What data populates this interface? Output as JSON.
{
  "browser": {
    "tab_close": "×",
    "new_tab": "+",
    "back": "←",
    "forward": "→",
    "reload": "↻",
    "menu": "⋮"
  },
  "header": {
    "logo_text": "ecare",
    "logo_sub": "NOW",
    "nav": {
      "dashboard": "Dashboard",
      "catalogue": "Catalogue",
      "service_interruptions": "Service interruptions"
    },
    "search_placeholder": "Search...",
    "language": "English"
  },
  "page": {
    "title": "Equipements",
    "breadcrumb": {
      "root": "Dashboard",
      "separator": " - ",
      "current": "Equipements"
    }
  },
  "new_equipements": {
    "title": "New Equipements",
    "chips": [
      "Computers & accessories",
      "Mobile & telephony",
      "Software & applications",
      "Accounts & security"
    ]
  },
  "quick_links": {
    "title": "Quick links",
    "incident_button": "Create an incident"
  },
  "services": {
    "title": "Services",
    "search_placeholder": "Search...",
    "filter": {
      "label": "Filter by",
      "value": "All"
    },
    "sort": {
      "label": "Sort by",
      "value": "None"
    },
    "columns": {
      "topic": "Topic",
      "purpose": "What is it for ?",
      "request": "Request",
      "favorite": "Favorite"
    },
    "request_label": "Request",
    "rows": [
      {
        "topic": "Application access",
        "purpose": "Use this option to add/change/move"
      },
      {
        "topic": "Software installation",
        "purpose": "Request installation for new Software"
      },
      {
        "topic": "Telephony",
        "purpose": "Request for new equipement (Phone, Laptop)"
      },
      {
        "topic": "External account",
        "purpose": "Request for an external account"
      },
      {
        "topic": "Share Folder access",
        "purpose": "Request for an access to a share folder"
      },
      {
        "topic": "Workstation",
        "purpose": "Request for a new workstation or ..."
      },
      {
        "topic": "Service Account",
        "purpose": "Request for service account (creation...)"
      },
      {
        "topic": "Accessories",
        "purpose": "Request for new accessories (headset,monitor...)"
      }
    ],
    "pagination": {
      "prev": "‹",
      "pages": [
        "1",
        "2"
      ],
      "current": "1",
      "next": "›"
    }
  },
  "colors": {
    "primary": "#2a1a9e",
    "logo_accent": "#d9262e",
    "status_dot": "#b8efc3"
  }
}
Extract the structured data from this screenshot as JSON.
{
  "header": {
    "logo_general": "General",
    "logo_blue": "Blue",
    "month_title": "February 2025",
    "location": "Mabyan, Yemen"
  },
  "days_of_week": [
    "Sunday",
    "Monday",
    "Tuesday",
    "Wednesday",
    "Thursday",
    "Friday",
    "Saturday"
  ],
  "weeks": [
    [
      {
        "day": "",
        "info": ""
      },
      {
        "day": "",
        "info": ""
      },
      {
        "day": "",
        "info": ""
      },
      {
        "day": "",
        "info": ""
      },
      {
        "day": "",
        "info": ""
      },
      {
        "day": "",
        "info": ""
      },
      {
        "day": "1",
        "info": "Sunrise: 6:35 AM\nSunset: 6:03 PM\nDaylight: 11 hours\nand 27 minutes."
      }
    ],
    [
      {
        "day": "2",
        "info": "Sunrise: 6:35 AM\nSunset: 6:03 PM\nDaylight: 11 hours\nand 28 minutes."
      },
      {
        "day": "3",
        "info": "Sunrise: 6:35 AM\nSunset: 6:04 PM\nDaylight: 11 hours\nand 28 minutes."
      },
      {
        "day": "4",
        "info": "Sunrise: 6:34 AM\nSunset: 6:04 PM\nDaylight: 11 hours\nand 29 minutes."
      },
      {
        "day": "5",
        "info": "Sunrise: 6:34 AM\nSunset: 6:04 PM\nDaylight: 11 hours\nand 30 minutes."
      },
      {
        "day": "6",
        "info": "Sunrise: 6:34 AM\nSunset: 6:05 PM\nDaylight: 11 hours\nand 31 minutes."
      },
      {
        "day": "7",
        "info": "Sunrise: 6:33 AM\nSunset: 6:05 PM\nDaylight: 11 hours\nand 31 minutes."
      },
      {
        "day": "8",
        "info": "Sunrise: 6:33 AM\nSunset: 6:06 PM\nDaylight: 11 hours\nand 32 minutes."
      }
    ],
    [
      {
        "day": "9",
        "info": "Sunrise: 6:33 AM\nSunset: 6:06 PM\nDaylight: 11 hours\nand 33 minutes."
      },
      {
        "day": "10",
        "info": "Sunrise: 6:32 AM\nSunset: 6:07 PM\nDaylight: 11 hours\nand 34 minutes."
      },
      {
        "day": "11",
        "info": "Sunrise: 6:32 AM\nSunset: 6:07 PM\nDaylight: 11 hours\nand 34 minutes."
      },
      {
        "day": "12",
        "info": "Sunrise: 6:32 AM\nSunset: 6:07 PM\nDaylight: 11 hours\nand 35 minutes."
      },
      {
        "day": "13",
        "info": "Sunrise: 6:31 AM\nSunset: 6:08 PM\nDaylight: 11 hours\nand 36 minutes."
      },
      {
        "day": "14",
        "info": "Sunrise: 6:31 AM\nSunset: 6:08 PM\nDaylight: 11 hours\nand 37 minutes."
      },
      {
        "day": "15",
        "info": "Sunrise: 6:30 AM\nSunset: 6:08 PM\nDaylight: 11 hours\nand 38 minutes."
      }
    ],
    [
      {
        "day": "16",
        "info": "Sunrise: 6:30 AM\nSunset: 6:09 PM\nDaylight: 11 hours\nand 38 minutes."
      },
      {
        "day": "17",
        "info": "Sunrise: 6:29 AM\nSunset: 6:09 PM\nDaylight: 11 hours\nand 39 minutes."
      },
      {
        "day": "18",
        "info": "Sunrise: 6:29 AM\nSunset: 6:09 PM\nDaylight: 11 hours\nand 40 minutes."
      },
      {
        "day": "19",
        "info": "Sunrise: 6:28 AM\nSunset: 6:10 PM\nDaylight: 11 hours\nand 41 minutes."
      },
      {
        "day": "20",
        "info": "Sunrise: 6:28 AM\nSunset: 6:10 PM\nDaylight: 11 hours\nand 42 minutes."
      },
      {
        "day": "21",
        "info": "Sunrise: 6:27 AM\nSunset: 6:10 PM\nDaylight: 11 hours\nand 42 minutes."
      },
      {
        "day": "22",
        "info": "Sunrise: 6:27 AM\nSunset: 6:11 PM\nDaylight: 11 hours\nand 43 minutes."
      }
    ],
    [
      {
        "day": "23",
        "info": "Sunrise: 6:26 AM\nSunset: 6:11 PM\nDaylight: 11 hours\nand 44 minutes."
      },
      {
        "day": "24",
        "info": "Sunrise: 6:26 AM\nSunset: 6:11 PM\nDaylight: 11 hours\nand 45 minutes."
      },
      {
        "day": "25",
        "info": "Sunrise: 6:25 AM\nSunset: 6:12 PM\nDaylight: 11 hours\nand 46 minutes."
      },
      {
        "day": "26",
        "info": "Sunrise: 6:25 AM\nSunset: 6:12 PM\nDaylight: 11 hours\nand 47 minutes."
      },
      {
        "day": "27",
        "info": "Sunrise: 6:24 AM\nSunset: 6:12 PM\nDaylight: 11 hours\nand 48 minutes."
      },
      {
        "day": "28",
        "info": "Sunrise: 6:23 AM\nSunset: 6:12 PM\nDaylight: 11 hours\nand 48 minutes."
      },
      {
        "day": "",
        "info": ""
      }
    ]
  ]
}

• **STATED TASK**
Extract each line from the listing above, please, and repeat it exactly.

• **REPLY TO THE EXERCISE**
What data populates this interface? Output as JSON.
{
  "browser": {
    "tab_close": "×",
    "new_tab": "+",
    "back": "←",
    "forward": "→",
    "reload": "↻",
    "menu": "⋮"
  },
  "header": {
    "logo_text": "ecare",
    "logo_sub": "NOW",
    "nav": {
      "dashboard": "Dashboard",
      "catalogue": "Catalogue",
      "service_interruptions": "Service interruptions"
    },
    "search_placeholder": "Search...",
    "language": "English"
  },
  "page": {
    "title": "Equipements",
    "breadcrumb": {
      "root": "Dashboard",
      "separator": " - ",
      "current": "Equipements"
    }
  },
  "new_equipements": {
    "title": "New Equipements",
    "chips": [
      "Computers & accessories",
      "Mobile & telephony",
      "Software & applications",
      "Accounts & security"
    ]
  },
  "quick_links": {
    "title": "Quick links",
    "incident_button": "Create an incident"
  },
  "services": {
    "title": "Services",
    "search_placeholder": "Search...",
    "filter": {
      "label": "Filter by",
      "value": "All"
    },
    "sort": {
      "label": "Sort by",
      "value": "None"
    },
    "columns": {
      "topic": "Topic",
      "purpose": "What is it for ?",
      "request": "Request",
      "favorite": "Favorite"
    },
    "request_label": "Request",
    "rows": [
      {
        "topic": "Application access",
        "purpose": "Use this option to add/change/move"
      },
      {
        "topic": "Software installation",
        "purpose": "Request installation for new Software"
      },
      {
        "topic": "Telephony",
        "purpose": "Request for new equipement (Phone, Laptop)"
      },
      {
        "topic": "External account",
        "purpose": "Request for an external account"
      },
      {
        "topic": "Share Folder access",
        "purpose": "Request for an access to a share folder"
      },
      {
        "topic": "Workstation",
        "purpose": "Request for a new workstation or ..."
      },
      {
        "topic": "Service Account",
        "purpose": "Request for service account (creation...)"
      },
      {
        "topic": "Accessories",
        "purpose": "Request for new accessories (headset,monitor...)"
      }
    ],
    "pagination": {
      "prev": "‹",
      "pages": [
        "1",
        "2"
      ],
      "current": "1",
      "next": "›"
    }
  },
  "colors": {
    "primary": "#2a1a9e",
    "logo_accent": "#d9262e",
    "status_dot": "#b8efc3"
  }
}
Extract the structured data from this screenshot as JSON.
{
  "header": {
    "logo_general": "General",
    "logo_blue": "Blue",
    "month_title": "February 2025",
    "location": "Mabyan, Yemen"
  },
  "days_of_week": [
    "Sunday",
    "Monday",
    "Tuesday",
    "Wednesday",
    "Thursday",
    "Friday",
    "Saturday"
  ],
  "weeks": [
    [
      {
        "day": "",
        "info": ""
      },
      {
        "day": "",
        "info": ""
      },
      {
        "day": "",
        "info": ""
      },
      {
        "day": "",
        "info": ""
      },
      {
        "day": "",
        "info": ""
      },
      {
        "day": "",
        "info": ""
      },
      {
        "day": "1",
        "info": "Sunrise: 6:35 AM\nSunset: 6:03 PM\nDaylight: 11 hours\nand 27 minutes."
      }
    ],
    [
      {
        "day": "2",
        "info": "Sunrise: 6:35 AM\nSunset: 6:03 PM\nDaylight: 11 hours\nand 28 minutes."
      },
      {
        "day": "3",
        "info": "Sunrise: 6:35 AM\nSunset: 6:04 PM\nDaylight: 11 hours\nand 28 minutes."
      },
      {
        "day": "4",
        "info": "Sunrise: 6:34 AM\nSunset: 6:04 PM\nDaylight: 11 hours\nand 29 minutes."
      },
      {
        "day": "5",
        "info": "Sunrise: 6:34 AM\nSunset: 6:04 PM\nDaylight: 11 hours\nand 30 minutes."
      },
      {
        "day": "6",
        "info": "Sunrise: 6:34 AM\nSunset: 6:05 PM\nDaylight: 11 hours\nand 31 minutes."
      },
      {
        "day": "7",
        "info": "Sunrise: 6:33 AM\nSunset: 6:05 PM\nDaylight: 11 hours\nand 31 minutes."
      },
      {
        "day": "8",
        "info": "Sunrise: 6:33 AM\nSunset: 6:06 PM\nDaylight: 11 hours\nand 32 minutes."
      }
    ],
    [
      {
        "day": "9",
        "info": "Sunrise: 6:33 AM\nSunset: 6:06 PM\nDaylight: 11 hours\nand 33 minutes."
      },
      {
        "day": "10",
        "info": "Sunrise: 6:32 AM\nSunset: 6:07 PM\nDaylight: 11 hours\nand 34 minutes."
      },
      {
        "day": "11",
        "info": "Sunrise: 6:32 AM\nSunset: 6:07 PM\nDaylight: 11 hours\nand 34 minutes."
      },
      {
        "day": "12",
        "info": "Sunrise: 6:32 AM\nSunset: 6:07 PM\nDaylight: 11 hours\nand 35 minutes."
      },
      {
        "day": "13",
        "info": "Sunrise: 6:31 AM\nSunset: 6:08 PM\nDaylight: 11 hours\nand 36 minutes."
      },
      {
        "day": "14",
        "info": "Sunrise: 6:31 AM\nSunset: 6:08 PM\nDaylight: 11 hours\nand 37 minutes."
      },
      {
        "day": "15",
        "info": "Sunrise: 6:30 AM\nSunset: 6:08 PM\nDaylight: 11 hours\nand 38 minutes."
      }
    ],
    [
      {
        "day": "16",
        "info": "Sunrise: 6:30 AM\nSunset: 6:09 PM\nDaylight: 11 hours\nand 38 minutes."
      },
      {
        "day": "17",
        "info": "Sunrise: 6:29 AM\nSunset: 6:09 PM\nDaylight: 11 hours\nand 39 minutes."
      },
      {
        "day": "18",
        "info": "Sunrise: 6:29 AM\nSunset: 6:09 PM\nDaylight: 11 hours\nand 40 minutes."
      },
      {
        "day": "19",
        "info": "Sunrise: 6:28 AM\nSunset: 6:10 PM\nDaylight: 11 hours\nand 41 minutes."
      },
      {
        "day": "20",
        "info": "Sunrise: 6:28 AM\nSunset: 6:10 PM\nDaylight: 11 hours\nand 42 minutes."
      },
      {
        "day": "21",
        "info": "Sunrise: 6:27 AM\nSunset: 6:10 PM\nDaylight: 11 hours\nand 42 minutes."
      },
      {
        "day": "22",
        "info": "Sunrise: 6:27 AM\nSunset: 6:11 PM\nDaylight: 11 hours\nand 43 minutes."
      }
    ],
    [
      {
        "day": "23",
        "info": "Sunrise: 6:26 AM\nSunset: 6:11 PM\nDaylight: 11 hours\nand 44 minutes."
      },
      {
        "day": "24",
        "info": "Sunrise: 6:26 AM\nSunset: 6:11 PM\nDaylight: 11 hours\nand 45 minutes."
      },
      {
        "day": "25",
        "info": "Sunrise: 6:25 AM\nSunset: 6:12 PM\nDaylight: 11 hours\nand 46 minutes."
      },
      {
        "day": "26",
        "info": "Sunrise: 6:25 AM\nSunset: 6:12 PM\nDaylight: 11 hours\nand 47 minutes."
      },
      {
        "day": "27",
        "info": "Sunrise: 6:24 AM\nSunset: 6:12 PM\nDaylight: 11 hours\nand 48 minutes."
      },
      {
        "day": "28",
        "info": "Sunrise: 6:23 AM\nSunset: 6:12 PM\nDaylight: 11 hours\nand 48 minutes."
      },
      {
        "day": "",
        "info": ""
      }
    ]
  ]
}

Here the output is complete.